• TO BE DONE
Which lines in the entries below contain the word "message", with case counting? Find each one and copy it in full.

======== DATA PROVIDED

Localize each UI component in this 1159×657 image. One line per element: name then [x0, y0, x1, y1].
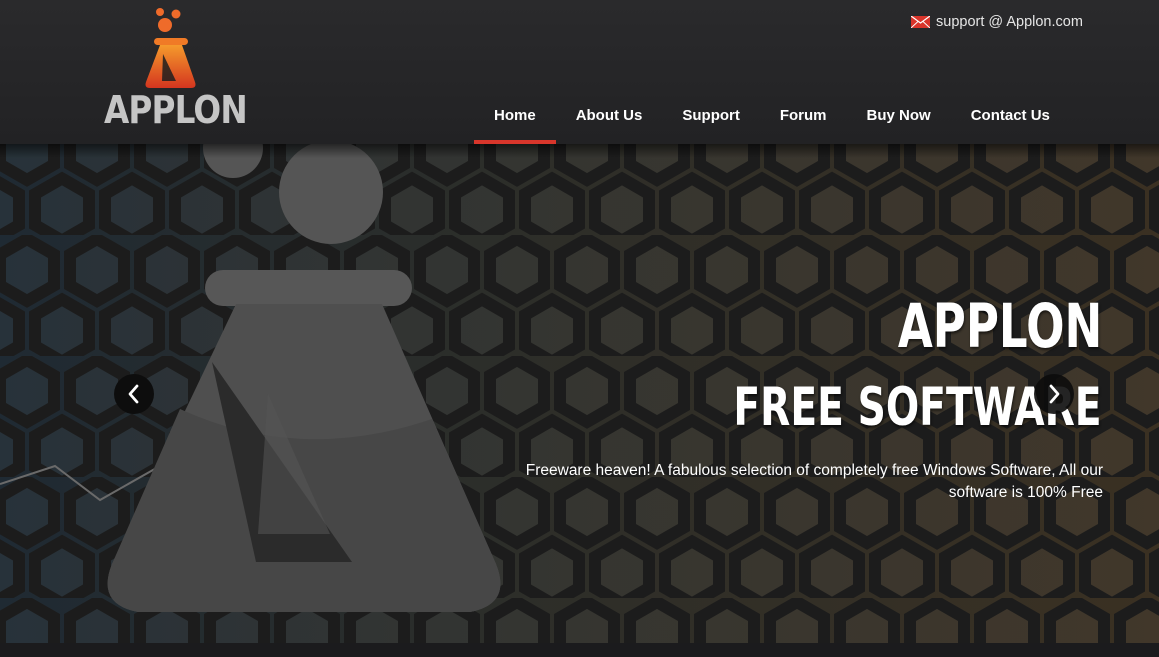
- support-email-text: support @ Applon.com: [936, 14, 1083, 30]
- nav-item-support[interactable]: Support: [662, 86, 760, 144]
- support-email-link[interactable]: support @ Applon.com: [911, 14, 1083, 30]
- brand-name[interactable]: APPLON: [104, 88, 248, 132]
- hero-title: APPLON: [897, 291, 1102, 362]
- site-header: APPLON support @ Applon.com Home About U…: [0, 0, 1159, 144]
- chevron-left-icon: [128, 384, 139, 404]
- slider-prev-button[interactable]: [114, 374, 154, 414]
- slider-next-button[interactable]: [1034, 374, 1074, 414]
- hero-description: Freeware heaven! A fabulous selection of…: [525, 462, 1103, 501]
- nav-item-contact-us[interactable]: Contact Us: [951, 86, 1070, 144]
- header-shadow: [0, 144, 1159, 158]
- mail-icon: [911, 16, 930, 28]
- hero-slider: APPLON FREE SOFTWARE Freeware heaven! A …: [0, 144, 1159, 643]
- chevron-right-icon: [1049, 384, 1060, 404]
- nav-item-about-us[interactable]: About Us: [556, 86, 663, 144]
- nav-item-home[interactable]: Home: [474, 86, 556, 144]
- main-nav: Home About Us Support Forum Buy Now Cont…: [474, 86, 1070, 144]
- page-bottom-strip: [0, 643, 1159, 657]
- nav-item-forum[interactable]: Forum: [760, 86, 847, 144]
- nav-item-buy-now[interactable]: Buy Now: [847, 86, 951, 144]
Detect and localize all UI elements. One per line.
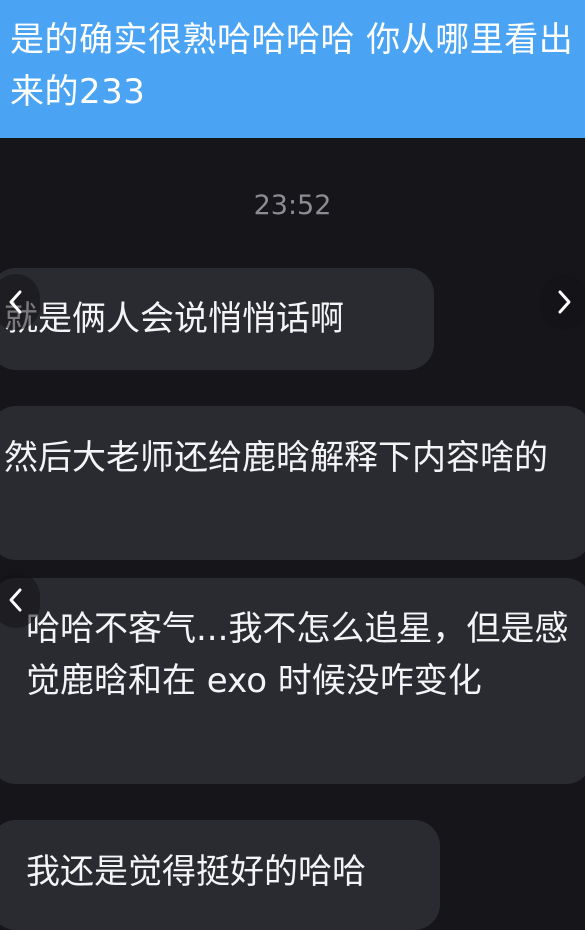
incoming-message-text: 我还是觉得挺好的哈哈: [26, 852, 366, 892]
next-button[interactable]: [540, 274, 585, 330]
previous-button[interactable]: [0, 572, 40, 628]
outgoing-message-text: 是的确实很熟哈哈哈哈 你从哪里看出来的233: [10, 20, 574, 112]
incoming-message-bubble: 哈哈不客气...我不怎么追星，但是感觉鹿晗和在 exo 时候没咋变化: [0, 578, 585, 784]
incoming-message-text: 哈哈不客气...我不怎么追星，但是感觉鹿晗和在 exo 时候没咋变化: [26, 609, 569, 701]
chevron-left-icon: [9, 588, 22, 612]
incoming-message-bubble: 然后大老师还给鹿晗解释下内容啥的: [0, 406, 585, 560]
incoming-message-bubble: 我还是觉得挺好的哈哈: [0, 820, 440, 930]
message-timestamp: 23:52: [253, 190, 332, 221]
chevron-left-icon: [9, 290, 22, 314]
incoming-message-text: 然后大老师还给鹿晗解释下内容啥的: [4, 438, 548, 478]
incoming-message-text: 就是俩人会说悄悄话啊: [4, 299, 344, 339]
outgoing-message-bubble: 是的确实很熟哈哈哈哈 你从哪里看出来的233: [0, 0, 585, 138]
incoming-message-bubble: 就是俩人会说悄悄话啊: [0, 268, 434, 370]
previous-button[interactable]: [0, 274, 40, 330]
chevron-right-icon: [558, 290, 571, 314]
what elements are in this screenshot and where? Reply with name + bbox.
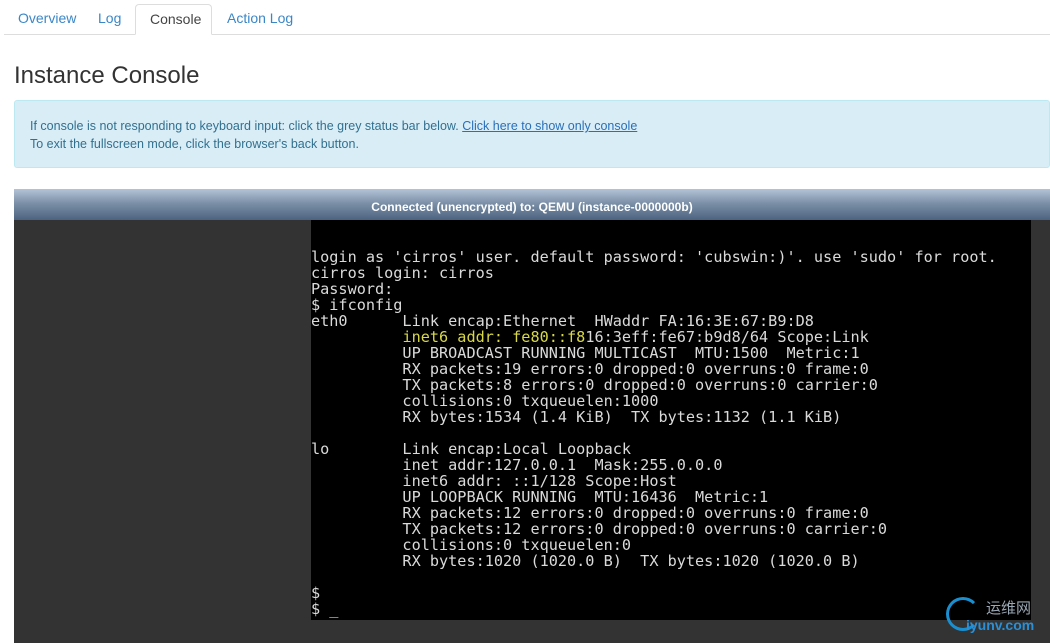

================

• COMPLETED TASK
incoming-message-text: 我还是觉得挺好的哈哈: [26, 852, 366, 892]
outgoing-message-text: 是的确实很熟哈哈哈哈 你从哪里看出来的233: [10, 20, 574, 112]
incoming-message-bubble: 哈哈不客气...我不怎么追星，但是感觉鹿晗和在 exo 时候没咋变化: [0, 578, 585, 784]
incoming-message-text: 哈哈不客气...我不怎么追星，但是感觉鹿晗和在 exo 时候没咋变化: [26, 609, 569, 701]
incoming-message-bubble: 然后大老师还给鹿晗解释下内容啥的: [0, 406, 585, 560]
incoming-message-bubble: 我还是觉得挺好的哈哈: [0, 820, 440, 930]
message-timestamp: 23:52: [253, 190, 332, 221]
incoming-message-text: 然后大老师还给鹿晗解释下内容啥的: [4, 438, 548, 478]
incoming-message-text: 就是俩人会说悄悄话啊: [4, 299, 344, 339]
outgoing-message-bubble: 是的确实很熟哈哈哈哈 你从哪里看出来的233: [0, 0, 585, 138]
incoming-message-bubble: 就是俩人会说悄悄话啊: [0, 268, 434, 370]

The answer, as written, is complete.